Seçilmiş metin:
"""
Ben aradan öncesinden memnundum. Gerçi hala da sorun etmeden izliyorum ama beklenti meselesi sanırım.
Sezon arasına girerken yaptıkları o şeyi çat diye toplasalar olmayacağından hikayeyi dağıttılar. Şimdi de toplamaya çalışıyor yavaştan. O da ancak Oliver ile olacak, ki ona da bir şey kalmadı. Bir de 22 bölümü tamamlama mevzusu tabii…
valla ben de aradan önceki kısımdan memnundum gayet. keyifle izledim ama tatil dönüşü olduramadıklarının farkındayım. geçen zaman aralığını çok kısa tuttular. hiç sarmıyor beni iki bölümdür ama yine de şikayetçi değilim tabii. arada olur umarım çabuk toparlar.
arrow hamlesini toparlaması kısmı bence tam bir facia.
atom konusu beni başta heyecanlandırmıyordu ama bu bölümle beraber bir gaza geldim sanki. bunda felicitynin de etkisi var. o tamam deyince biz de demiş gibi olduk.
günümüz hikayesinden memnunum
Geçen bölüme nazaran bu bölüm çok daha iyiydi. Arrow’un 3.sezonunu ben severek izledim izlemeye de devam ediyorum. Flash’a göre daha bir karanlık yapısı var fakat izlettiriyor. Bir de şu iyi oldu:
Black Canary den umutsuzken, izlerken ilk baş Sarayı aradı gözlerim. Özellikle de Laurel dayak yerken Fakat sonradan toparladı kızımız, yapacağına eminim bu işi. Atom konusunda bana Ray Palmer’ın daha çok yolu var gibi geliyor. Süper kahraman havasından uzak şu anda.
"""
Arrow dizisiyle ilgili yorumlarda "günümüz hikayesinden memnunum" sözleriyle açılıp "uzak şu anda." ile kapanan kısmı hiç değiştirmeden tekrar yaz.

Veri kesiti:
"""
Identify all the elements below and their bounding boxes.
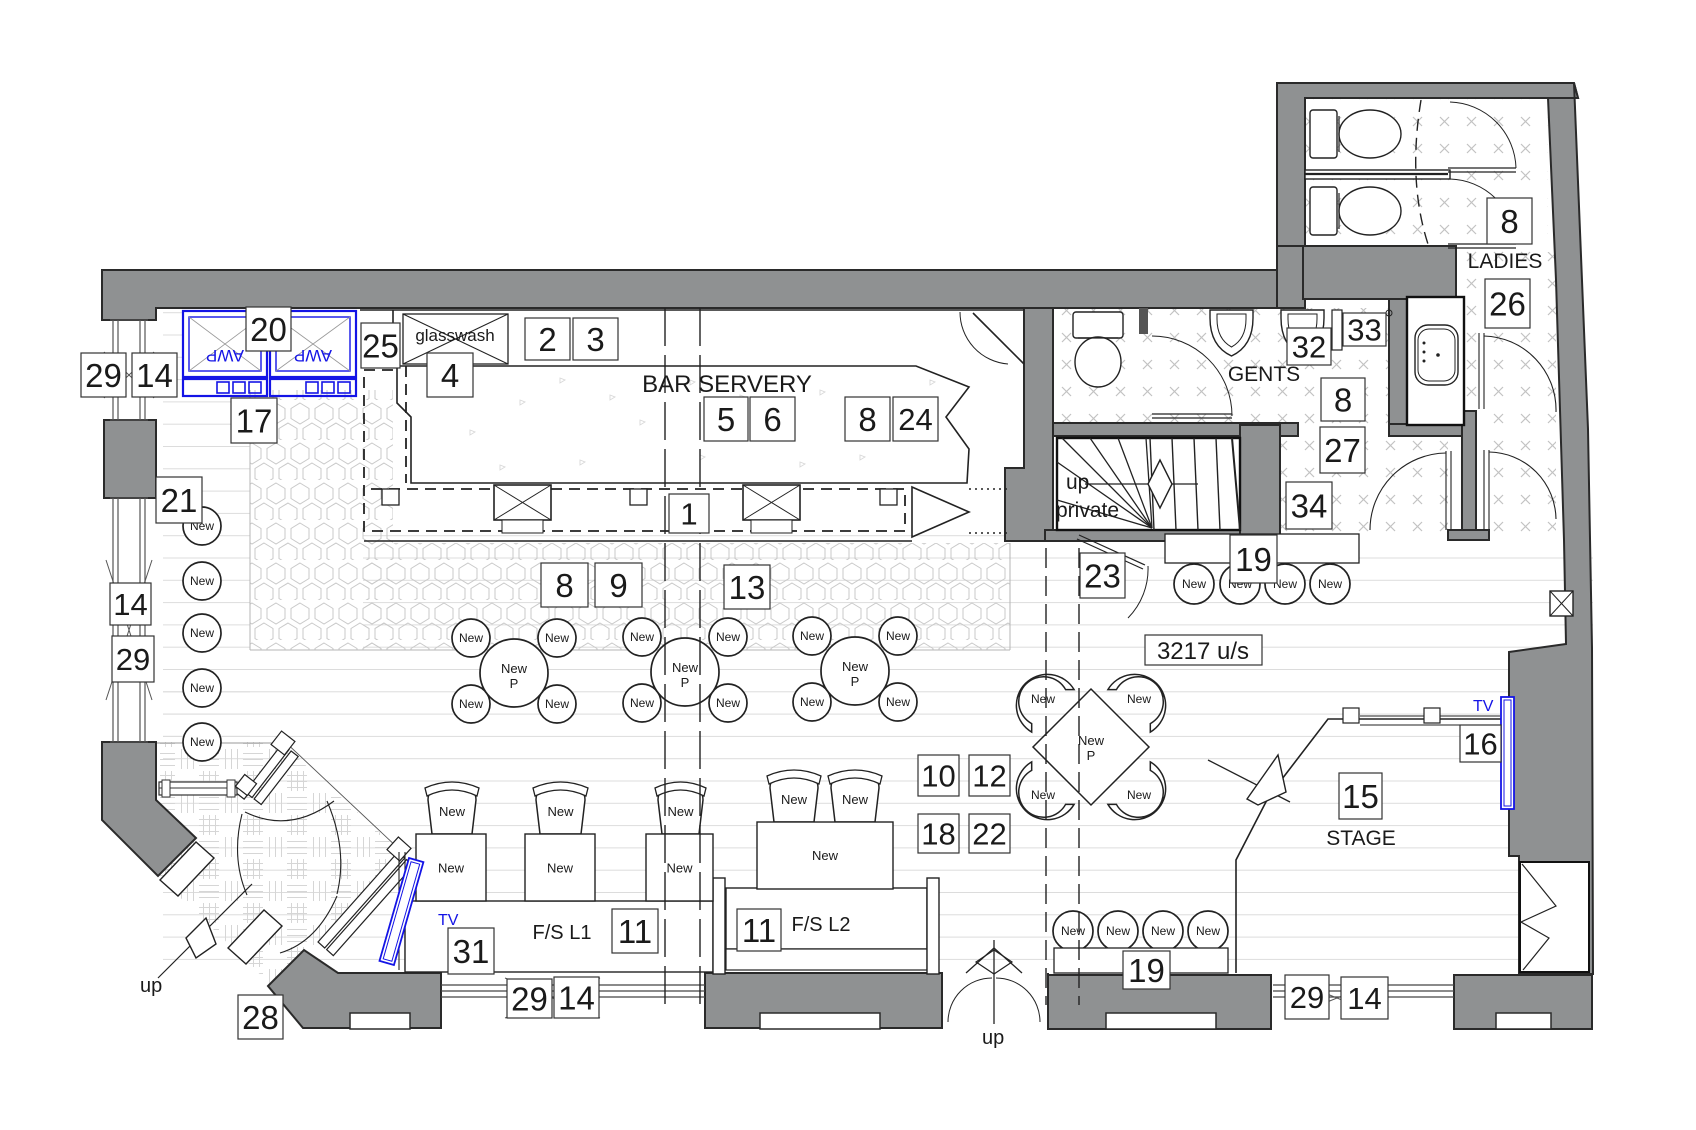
"""
Çözüm:
günümüz hikayesinden memnunum
Geçen bölüme nazaran bu bölüm çok daha iyiydi. Arrow’un 3.sezonunu ben severek izledim izlemeye de devam ediyorum. Flash’a göre daha bir karanlık yapısı var fakat izlettiriyor. Bir de şu iyi oldu:
Black Canary den umutsuzken, izlerken ilk baş Sarayı aradı gözlerim. Özellikle de Laurel dayak yerken Fakat sonradan toparladı kızımız, yapacağına eminim bu işi. Atom konusunda bana Ray Palmer’ın daha çok yolu var gibi geliyor. Süper kahraman havasından uzak şu anda.